* [TASK GOAL] Look through the data below. Show each line where the string "fpatium" occurs.

** Begin INPUT FOR THIS TASK **

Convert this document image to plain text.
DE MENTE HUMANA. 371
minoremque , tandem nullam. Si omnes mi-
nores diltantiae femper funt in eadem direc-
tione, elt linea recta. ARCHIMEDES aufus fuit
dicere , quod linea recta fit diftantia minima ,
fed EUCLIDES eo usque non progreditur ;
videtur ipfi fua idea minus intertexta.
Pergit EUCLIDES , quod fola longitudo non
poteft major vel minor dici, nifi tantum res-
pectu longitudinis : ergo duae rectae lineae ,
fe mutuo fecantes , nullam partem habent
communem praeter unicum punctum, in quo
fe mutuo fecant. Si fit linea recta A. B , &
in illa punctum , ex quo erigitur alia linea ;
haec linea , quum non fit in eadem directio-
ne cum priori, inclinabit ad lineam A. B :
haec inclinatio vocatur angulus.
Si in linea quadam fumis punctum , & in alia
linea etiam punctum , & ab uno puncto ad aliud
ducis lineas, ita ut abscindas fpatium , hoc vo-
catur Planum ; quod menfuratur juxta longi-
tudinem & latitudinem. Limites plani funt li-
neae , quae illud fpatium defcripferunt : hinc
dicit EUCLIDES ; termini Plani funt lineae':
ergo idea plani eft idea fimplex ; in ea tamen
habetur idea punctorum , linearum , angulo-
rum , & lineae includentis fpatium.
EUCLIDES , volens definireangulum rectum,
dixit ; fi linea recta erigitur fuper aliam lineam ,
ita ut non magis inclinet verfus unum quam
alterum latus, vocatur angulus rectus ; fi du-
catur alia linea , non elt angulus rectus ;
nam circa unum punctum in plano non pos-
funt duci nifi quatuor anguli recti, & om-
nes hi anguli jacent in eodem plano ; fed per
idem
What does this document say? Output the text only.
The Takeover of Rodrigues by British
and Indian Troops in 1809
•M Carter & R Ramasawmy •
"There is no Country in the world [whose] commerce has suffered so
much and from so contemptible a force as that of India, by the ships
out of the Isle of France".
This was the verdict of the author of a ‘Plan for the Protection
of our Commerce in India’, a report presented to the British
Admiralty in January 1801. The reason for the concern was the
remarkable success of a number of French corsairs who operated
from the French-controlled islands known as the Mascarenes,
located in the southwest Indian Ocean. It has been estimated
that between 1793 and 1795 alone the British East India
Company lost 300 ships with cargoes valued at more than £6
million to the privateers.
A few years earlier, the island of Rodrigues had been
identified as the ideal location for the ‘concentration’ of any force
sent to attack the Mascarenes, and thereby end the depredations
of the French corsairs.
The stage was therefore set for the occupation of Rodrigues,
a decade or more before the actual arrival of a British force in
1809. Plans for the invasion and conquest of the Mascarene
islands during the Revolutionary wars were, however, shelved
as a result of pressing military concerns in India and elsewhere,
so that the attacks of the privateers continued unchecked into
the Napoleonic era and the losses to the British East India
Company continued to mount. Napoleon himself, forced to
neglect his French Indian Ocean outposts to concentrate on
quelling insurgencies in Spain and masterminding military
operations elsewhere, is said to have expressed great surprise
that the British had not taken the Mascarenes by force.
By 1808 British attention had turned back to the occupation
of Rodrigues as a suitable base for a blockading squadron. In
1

** End INPUT FOR THIS TASK **

* [COMPLETE OUTPUT]
ducis lineas, ita ut abscindas fpatium , hoc vo-
neae , quae illud fpatium defcripferunt : hinc
rum , & lineae includentis fpatium.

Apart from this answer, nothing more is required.